Records from a collection
§ §
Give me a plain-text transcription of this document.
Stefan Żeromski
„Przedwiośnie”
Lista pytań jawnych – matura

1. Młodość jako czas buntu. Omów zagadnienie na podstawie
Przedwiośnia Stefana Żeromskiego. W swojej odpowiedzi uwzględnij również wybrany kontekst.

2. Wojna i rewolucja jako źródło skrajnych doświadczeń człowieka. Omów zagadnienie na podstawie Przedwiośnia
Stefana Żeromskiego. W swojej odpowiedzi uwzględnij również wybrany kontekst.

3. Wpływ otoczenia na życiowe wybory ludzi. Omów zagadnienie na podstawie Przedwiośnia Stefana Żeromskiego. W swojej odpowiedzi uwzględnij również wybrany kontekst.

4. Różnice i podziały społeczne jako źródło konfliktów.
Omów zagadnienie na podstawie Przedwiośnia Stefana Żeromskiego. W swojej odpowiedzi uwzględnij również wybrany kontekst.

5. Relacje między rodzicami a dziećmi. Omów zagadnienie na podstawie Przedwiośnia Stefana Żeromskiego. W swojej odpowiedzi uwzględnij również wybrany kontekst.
§ §
Work to do -
Output the lines above verbatim and in full.

Response to this task -
Give me a plain-text transcription of this document.
Stefan Żeromski
„Przedwiośnie”
Lista pytań jawnych – matura

1. Młodość jako czas buntu. Omów zagadnienie na podstawie
Przedwiośnia Stefana Żeromskiego. W swojej odpowiedzi uwzględnij również wybrany kontekst.

2. Wojna i rewolucja jako źródło skrajnych doświadczeń człowieka. Omów zagadnienie na podstawie Przedwiośnia
Stefana Żeromskiego. W swojej odpowiedzi uwzględnij również wybrany kontekst.

3. Wpływ otoczenia na życiowe wybory ludzi. Omów zagadnienie na podstawie Przedwiośnia Stefana Żeromskiego. W swojej odpowiedzi uwzględnij również wybrany kontekst.

4. Różnice i podziały społeczne jako źródło konfliktów.
Omów zagadnienie na podstawie Przedwiośnia Stefana Żeromskiego. W swojej odpowiedzi uwzględnij również wybrany kontekst.

5. Relacje między rodzicami a dziećmi. Omów zagadnienie na podstawie Przedwiośnia Stefana Żeromskiego. W swojej odpowiedzi uwzględnij również wybrany kontekst.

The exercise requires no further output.